**Exercise aim:** Output all of the entries below precisely as written.
··········
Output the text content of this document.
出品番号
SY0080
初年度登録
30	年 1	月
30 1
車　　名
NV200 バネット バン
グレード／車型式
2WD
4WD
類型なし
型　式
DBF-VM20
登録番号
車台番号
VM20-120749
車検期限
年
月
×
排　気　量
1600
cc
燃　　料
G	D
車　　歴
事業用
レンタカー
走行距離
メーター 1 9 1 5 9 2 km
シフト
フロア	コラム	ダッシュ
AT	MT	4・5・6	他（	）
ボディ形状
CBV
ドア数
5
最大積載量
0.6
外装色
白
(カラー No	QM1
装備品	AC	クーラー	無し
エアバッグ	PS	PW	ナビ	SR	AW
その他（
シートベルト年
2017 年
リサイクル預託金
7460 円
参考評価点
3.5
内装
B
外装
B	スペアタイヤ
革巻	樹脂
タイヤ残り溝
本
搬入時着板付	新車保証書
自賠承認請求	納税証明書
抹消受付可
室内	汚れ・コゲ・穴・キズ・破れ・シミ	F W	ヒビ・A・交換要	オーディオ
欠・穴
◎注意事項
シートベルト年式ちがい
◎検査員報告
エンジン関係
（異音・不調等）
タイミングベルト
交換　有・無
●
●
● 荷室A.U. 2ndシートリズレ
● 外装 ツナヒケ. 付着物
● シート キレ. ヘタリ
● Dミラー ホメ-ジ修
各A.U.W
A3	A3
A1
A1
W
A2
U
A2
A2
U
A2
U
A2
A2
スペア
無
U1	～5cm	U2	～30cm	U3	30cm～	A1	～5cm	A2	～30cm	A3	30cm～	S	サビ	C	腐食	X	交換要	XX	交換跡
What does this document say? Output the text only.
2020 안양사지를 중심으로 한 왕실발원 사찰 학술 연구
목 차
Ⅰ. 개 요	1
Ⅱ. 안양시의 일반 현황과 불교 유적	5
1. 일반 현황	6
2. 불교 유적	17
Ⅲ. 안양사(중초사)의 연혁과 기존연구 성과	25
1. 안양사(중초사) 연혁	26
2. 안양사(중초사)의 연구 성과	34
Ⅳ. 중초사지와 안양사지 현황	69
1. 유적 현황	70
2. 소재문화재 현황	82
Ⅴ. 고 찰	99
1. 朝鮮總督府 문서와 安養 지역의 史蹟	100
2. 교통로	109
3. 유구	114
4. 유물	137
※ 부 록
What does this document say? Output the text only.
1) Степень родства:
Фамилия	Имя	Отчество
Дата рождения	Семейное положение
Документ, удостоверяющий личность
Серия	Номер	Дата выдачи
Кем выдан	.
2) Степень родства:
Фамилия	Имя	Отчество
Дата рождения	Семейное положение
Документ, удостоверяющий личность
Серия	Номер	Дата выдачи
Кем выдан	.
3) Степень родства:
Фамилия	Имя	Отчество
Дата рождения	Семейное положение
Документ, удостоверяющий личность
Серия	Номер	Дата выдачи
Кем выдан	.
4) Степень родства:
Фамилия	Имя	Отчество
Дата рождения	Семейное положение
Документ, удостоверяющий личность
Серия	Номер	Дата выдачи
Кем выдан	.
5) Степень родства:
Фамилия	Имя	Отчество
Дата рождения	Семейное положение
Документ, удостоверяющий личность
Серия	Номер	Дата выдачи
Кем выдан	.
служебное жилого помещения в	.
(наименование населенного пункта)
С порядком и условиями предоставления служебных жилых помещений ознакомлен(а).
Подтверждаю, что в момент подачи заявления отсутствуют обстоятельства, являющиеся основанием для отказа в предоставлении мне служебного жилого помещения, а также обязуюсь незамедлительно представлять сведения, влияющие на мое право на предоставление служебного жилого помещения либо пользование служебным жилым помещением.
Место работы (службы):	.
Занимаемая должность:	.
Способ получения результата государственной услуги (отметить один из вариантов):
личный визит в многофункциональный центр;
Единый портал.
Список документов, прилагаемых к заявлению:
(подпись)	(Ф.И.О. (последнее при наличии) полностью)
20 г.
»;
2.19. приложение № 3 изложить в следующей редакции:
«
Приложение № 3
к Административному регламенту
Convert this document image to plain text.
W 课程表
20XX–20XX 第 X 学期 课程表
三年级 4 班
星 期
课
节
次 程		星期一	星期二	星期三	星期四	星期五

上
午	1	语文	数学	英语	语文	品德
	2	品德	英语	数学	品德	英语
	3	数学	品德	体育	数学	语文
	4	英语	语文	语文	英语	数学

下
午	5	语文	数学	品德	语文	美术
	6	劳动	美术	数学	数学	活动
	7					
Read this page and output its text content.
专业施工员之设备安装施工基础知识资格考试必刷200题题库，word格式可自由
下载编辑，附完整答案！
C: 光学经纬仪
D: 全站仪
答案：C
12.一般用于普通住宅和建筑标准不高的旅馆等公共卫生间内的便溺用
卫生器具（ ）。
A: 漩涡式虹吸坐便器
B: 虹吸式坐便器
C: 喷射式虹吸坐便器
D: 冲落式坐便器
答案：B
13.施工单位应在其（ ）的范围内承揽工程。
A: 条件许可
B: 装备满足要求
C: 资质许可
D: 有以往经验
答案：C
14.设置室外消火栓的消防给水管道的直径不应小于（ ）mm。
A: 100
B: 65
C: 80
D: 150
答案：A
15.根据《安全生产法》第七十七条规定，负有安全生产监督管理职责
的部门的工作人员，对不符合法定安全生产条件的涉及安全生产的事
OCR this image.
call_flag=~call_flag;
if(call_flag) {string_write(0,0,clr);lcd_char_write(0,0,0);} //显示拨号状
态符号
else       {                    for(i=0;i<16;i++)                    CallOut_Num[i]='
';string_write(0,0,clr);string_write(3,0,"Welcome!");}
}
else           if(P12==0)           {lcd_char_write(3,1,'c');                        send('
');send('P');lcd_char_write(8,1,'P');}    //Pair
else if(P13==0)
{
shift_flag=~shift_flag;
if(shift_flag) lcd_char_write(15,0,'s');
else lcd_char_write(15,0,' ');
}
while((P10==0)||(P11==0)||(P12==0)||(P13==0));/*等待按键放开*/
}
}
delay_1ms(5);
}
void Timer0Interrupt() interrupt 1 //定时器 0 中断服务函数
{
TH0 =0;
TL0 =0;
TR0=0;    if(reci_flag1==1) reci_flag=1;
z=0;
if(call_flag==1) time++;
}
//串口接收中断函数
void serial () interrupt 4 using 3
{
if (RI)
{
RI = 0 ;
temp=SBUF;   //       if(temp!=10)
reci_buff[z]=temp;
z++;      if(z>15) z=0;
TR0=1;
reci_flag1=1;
··········
**Completed task:**
Output the text content of this document.
出品番号
SY0080
初年度登録
30	年 1	月
30 1
車　　名
NV200 バネット バン
グレード／車型式
2WD
4WD
類型なし
型　式
DBF-VM20
登録番号
車台番号
VM20-120749
車検期限
年
月
×
排　気　量
1600
cc
燃　　料
G	D
車　　歴
事業用
レンタカー
走行距離
メーター 1 9 1 5 9 2 km
シフト
フロア	コラム	ダッシュ
AT	MT	4・5・6	他（	）
ボディ形状
CBV
ドア数
5
最大積載量
0.6
外装色
白
(カラー No	QM1
装備品	AC	クーラー	無し
エアバッグ	PS	PW	ナビ	SR	AW
その他（
シートベルト年
2017 年
リサイクル預託金
7460 円
参考評価点
3.5
内装
B
外装
B	スペアタイヤ
革巻	樹脂
タイヤ残り溝
本
搬入時着板付	新車保証書
自賠承認請求	納税証明書
抹消受付可
室内	汚れ・コゲ・穴・キズ・破れ・シミ	F W	ヒビ・A・交換要	オーディオ
欠・穴
◎注意事項
シートベルト年式ちがい
◎検査員報告
エンジン関係
（異音・不調等）
タイミングベルト
交換　有・無
●
●
● 荷室A.U. 2ndシートリズレ
● 外装 ツナヒケ. 付着物
● シート キレ. ヘタリ
● Dミラー ホメ-ジ修
各A.U.W
A3	A3
A1
A1
W
A2
U
A2
A2
U
A2
U
A2
A2
スペア
無
U1	～5cm	U2	～30cm	U3	30cm～	A1	～5cm	A2	～30cm	A3	30cm～	S	サビ	C	腐食	X	交換要	XX	交換跡
What does this document say? Output the text only.
2020 안양사지를 중심으로 한 왕실발원 사찰 학술 연구
목 차
Ⅰ. 개 요	1
Ⅱ. 안양시의 일반 현황과 불교 유적	5
1. 일반 현황	6
2. 불교 유적	17
Ⅲ. 안양사(중초사)의 연혁과 기존연구 성과	25
1. 안양사(중초사) 연혁	26
2. 안양사(중초사)의 연구 성과	34
Ⅳ. 중초사지와 안양사지 현황	69
1. 유적 현황	70
2. 소재문화재 현황	82
Ⅴ. 고 찰	99
1. 朝鮮總督府 문서와 安養 지역의 史蹟	100
2. 교통로	109
3. 유구	114
4. 유물	137
※ 부 록
What does this document say? Output the text only.
1) Степень родства:
Фамилия	Имя	Отчество
Дата рождения	Семейное положение
Документ, удостоверяющий личность
Серия	Номер	Дата выдачи
Кем выдан	.
2) Степень родства:
Фамилия	Имя	Отчество
Дата рождения	Семейное положение
Документ, удостоверяющий личность
Серия	Номер	Дата выдачи
Кем выдан	.
3) Степень родства:
Фамилия	Имя	Отчество
Дата рождения	Семейное положение
Документ, удостоверяющий личность
Серия	Номер	Дата выдачи
Кем выдан	.
4) Степень родства:
Фамилия	Имя	Отчество
Дата рождения	Семейное положение
Документ, удостоверяющий личность
Серия	Номер	Дата выдачи
Кем выдан	.
5) Степень родства:
Фамилия	Имя	Отчество
Дата рождения	Семейное положение
Документ, удостоверяющий личность
Серия	Номер	Дата выдачи
Кем выдан	.
служебное жилого помещения в	.
(наименование населенного пункта)
С порядком и условиями предоставления служебных жилых помещений ознакомлен(а).
Подтверждаю, что в момент подачи заявления отсутствуют обстоятельства, являющиеся основанием для отказа в предоставлении мне служебного жилого помещения, а также обязуюсь незамедлительно представлять сведения, влияющие на мое право на предоставление служебного жилого помещения либо пользование служебным жилым помещением.
Место работы (службы):	.
Занимаемая должность:	.
Способ получения результата государственной услуги (отметить один из вариантов):
личный визит в многофункциональный центр;
Единый портал.
Список документов, прилагаемых к заявлению:
(подпись)	(Ф.И.О. (последнее при наличии) полностью)
20 г.
»;
2.19. приложение № 3 изложить в следующей редакции:
«
Приложение № 3
к Административному регламенту
Convert this document image to plain text.
W 课程表
20XX–20XX 第 X 学期 课程表
三年级 4 班
星 期
课
节
次 程		星期一	星期二	星期三	星期四	星期五

上
午	1	语文	数学	英语	语文	品德
	2	品德	英语	数学	品德	英语
	3	数学	品德	体育	数学	语文
	4	英语	语文	语文	英语	数学

下
午	5	语文	数学	品德	语文	美术
	6	劳动	美术	数学	数学	活动
	7					
Read this page and output its text content.
专业施工员之设备安装施工基础知识资格考试必刷200题题库，word格式可自由
下载编辑，附完整答案！
C: 光学经纬仪
D: 全站仪
答案：C
12.一般用于普通住宅和建筑标准不高的旅馆等公共卫生间内的便溺用
卫生器具（ ）。
A: 漩涡式虹吸坐便器
B: 虹吸式坐便器
C: 喷射式虹吸坐便器
D: 冲落式坐便器
答案：B
13.施工单位应在其（ ）的范围内承揽工程。
A: 条件许可
B: 装备满足要求
C: 资质许可
D: 有以往经验
答案：C
14.设置室外消火栓的消防给水管道的直径不应小于（ ）mm。
A: 100
B: 65
C: 80
D: 150
答案：A
15.根据《安全生产法》第七十七条规定，负有安全生产监督管理职责
的部门的工作人员，对不符合法定安全生产条件的涉及安全生产的事
OCR this image.
call_flag=~call_flag;
if(call_flag) {string_write(0,0,clr);lcd_char_write(0,0,0);} //显示拨号状
态符号
else       {                    for(i=0;i<16;i++)                    CallOut_Num[i]='
';string_write(0,0,clr);string_write(3,0,"Welcome!");}
}
else           if(P12==0)           {lcd_char_write(3,1,'c');                        send('
');send('P');lcd_char_write(8,1,'P');}    //Pair
else if(P13==0)
{
shift_flag=~shift_flag;
if(shift_flag) lcd_char_write(15,0,'s');
else lcd_char_write(15,0,' ');
}
while((P10==0)||(P11==0)||(P12==0)||(P13==0));/*等待按键放开*/
}
}
delay_1ms(5);
}
void Timer0Interrupt() interrupt 1 //定时器 0 中断服务函数
{
TH0 =0;
TL0 =0;
TR0=0;    if(reci_flag1==1) reci_flag=1;
z=0;
if(call_flag==1) time++;
}
//串口接收中断函数
void serial () interrupt 4 using 3
{
if (RI)
{
RI = 0 ;
temp=SBUF;   //       if(temp!=10)
reci_buff[z]=temp;
z++;      if(z>15) z=0;
TR0=1;
reci_flag1=1;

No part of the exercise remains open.